Extracted data entries:
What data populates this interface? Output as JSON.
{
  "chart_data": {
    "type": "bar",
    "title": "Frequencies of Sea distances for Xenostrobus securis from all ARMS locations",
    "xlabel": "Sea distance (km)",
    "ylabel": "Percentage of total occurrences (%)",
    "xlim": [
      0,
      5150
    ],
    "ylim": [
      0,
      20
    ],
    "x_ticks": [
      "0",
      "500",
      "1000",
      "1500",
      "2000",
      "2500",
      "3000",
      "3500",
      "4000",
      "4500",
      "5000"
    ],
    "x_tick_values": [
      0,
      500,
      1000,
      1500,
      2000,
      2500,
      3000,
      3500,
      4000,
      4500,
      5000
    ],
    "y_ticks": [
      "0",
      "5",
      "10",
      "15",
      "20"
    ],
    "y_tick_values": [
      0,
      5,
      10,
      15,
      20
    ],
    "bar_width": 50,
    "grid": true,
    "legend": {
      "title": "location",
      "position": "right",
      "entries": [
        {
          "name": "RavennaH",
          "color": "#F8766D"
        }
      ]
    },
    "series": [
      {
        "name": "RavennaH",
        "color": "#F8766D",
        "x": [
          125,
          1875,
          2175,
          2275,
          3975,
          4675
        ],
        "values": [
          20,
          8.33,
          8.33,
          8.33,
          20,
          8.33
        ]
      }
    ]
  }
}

---

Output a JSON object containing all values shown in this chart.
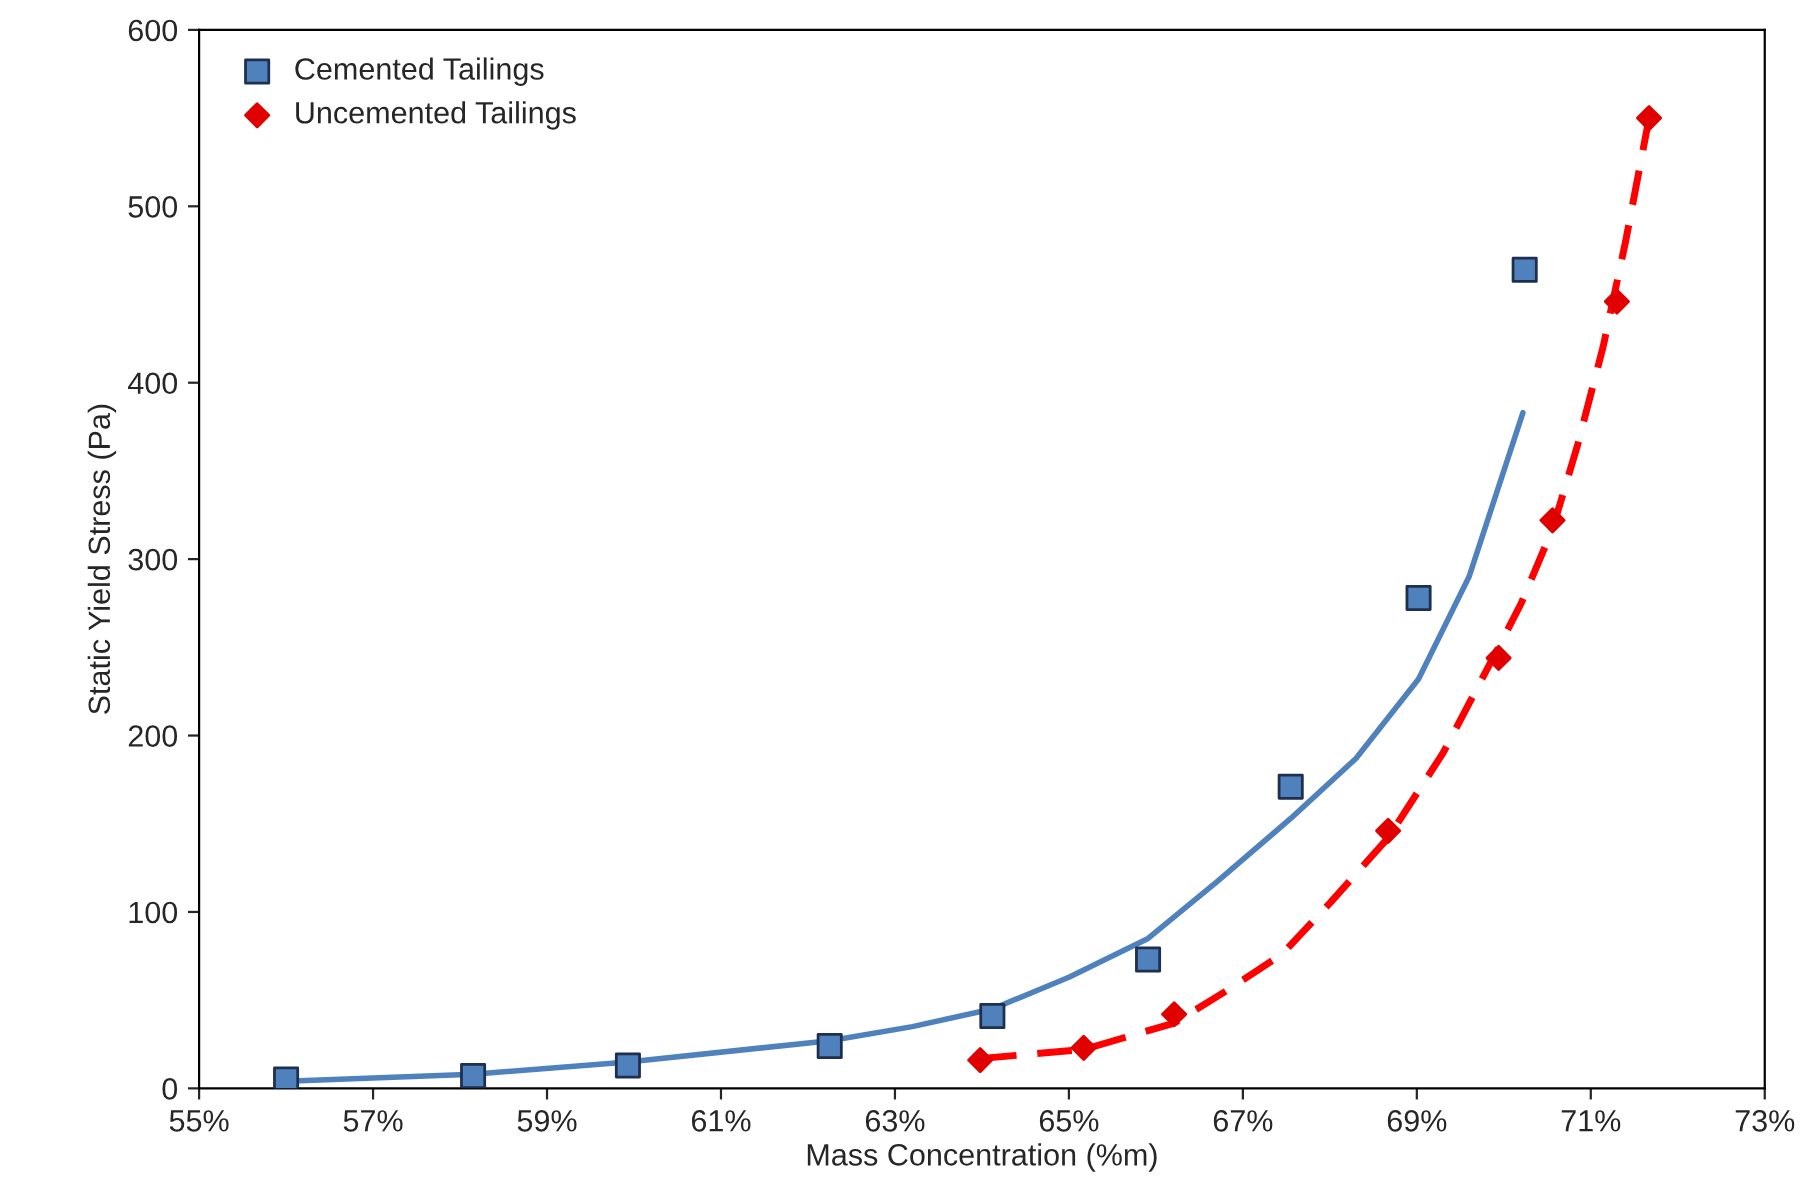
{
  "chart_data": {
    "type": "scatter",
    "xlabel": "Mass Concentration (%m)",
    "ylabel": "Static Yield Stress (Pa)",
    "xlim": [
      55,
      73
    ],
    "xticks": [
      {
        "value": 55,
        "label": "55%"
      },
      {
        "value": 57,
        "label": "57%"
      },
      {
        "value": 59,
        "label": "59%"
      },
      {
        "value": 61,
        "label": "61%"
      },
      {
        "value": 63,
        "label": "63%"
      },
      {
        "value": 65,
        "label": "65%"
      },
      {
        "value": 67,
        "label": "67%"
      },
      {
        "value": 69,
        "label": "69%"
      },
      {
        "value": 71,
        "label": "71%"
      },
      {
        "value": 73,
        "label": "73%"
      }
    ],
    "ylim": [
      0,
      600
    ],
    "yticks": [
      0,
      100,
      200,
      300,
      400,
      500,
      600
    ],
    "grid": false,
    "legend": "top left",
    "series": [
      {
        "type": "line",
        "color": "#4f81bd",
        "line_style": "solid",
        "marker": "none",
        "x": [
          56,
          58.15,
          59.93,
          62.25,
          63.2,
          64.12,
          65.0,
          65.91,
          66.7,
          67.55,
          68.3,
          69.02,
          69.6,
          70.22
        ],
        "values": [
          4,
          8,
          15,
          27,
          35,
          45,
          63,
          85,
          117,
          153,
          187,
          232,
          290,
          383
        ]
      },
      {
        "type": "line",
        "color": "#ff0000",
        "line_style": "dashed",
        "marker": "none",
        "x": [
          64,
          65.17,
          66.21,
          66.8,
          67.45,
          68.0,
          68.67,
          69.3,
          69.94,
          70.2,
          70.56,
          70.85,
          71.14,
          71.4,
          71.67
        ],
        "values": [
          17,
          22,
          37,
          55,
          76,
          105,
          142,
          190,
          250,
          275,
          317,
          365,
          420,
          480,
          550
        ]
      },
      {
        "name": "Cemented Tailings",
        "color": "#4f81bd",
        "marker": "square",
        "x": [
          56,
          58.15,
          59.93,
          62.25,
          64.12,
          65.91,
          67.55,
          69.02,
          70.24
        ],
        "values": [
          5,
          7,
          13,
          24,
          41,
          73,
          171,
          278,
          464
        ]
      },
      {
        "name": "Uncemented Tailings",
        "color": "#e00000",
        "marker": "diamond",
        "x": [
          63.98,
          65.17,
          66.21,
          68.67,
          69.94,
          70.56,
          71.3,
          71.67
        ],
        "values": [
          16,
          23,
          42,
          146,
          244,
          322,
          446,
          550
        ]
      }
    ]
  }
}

Set task: Only lines with the word "this" should be collected from the material.

Response to the exercise:
What data populates this interface? Output as JSON.
Output a JSON object containing all values shown in this chart.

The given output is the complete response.